Job →
Quote the whole listing exactly. Leave the pictures out of your copy.

Recorded data →
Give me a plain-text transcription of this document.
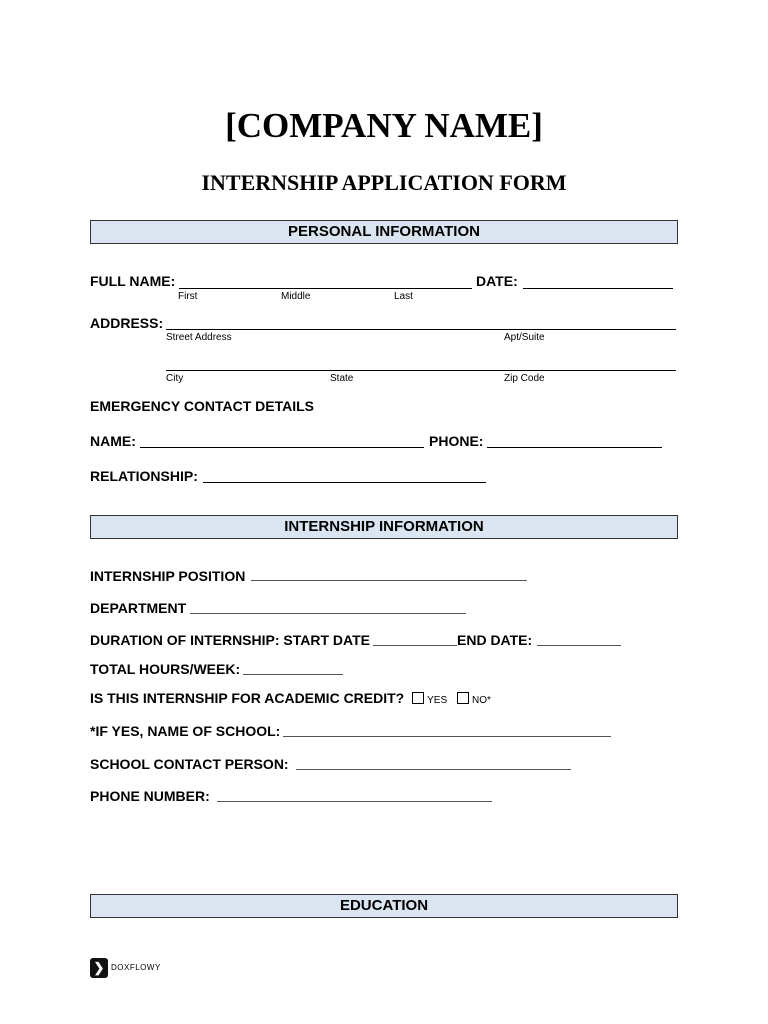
[COMPANY NAME]
INTERNSHIP APPLICATION FORM
PERSONAL INFORMATION
FULL NAME:	DATE:
First	Middle	Last
ADDRESS:
Street Address	Apt/Suite
City	State	Zip Code
EMERGENCY CONTACT DETAILS
NAME:	PHONE:
RELATIONSHIP:
INTERNSHIP INFORMATION
INTERNSHIP POSITION
DEPARTMENT
DURATION OF INTERNSHIP: START DATE	END DATE:
TOTAL HOURS/WEEK:
IS THIS INTERNSHIP FOR ACADEMIC CREDIT? YES NO*
*IF YES, NAME OF SCHOOL:
SCHOOL CONTACT PERSON:
PHONE NUMBER:
EDUCATION
❯ DOXFLOWY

Answer →
Give me a plain-text transcription of this document.
[COMPANY NAME]
INTERNSHIP APPLICATION FORM
PERSONAL INFORMATION
FULL NAME:	DATE:
First	Middle	Last
ADDRESS:
Street Address	Apt/Suite
City	State	Zip Code
EMERGENCY CONTACT DETAILS
NAME:	PHONE:
RELATIONSHIP:
INTERNSHIP INFORMATION
INTERNSHIP POSITION
DEPARTMENT
DURATION OF INTERNSHIP: START DATE	END DATE:
TOTAL HOURS/WEEK:
IS THIS INTERNSHIP FOR ACADEMIC CREDIT? YES NO*
*IF YES, NAME OF SCHOOL:
SCHOOL CONTACT PERSON:
PHONE NUMBER:
EDUCATION
❯ DOXFLOWY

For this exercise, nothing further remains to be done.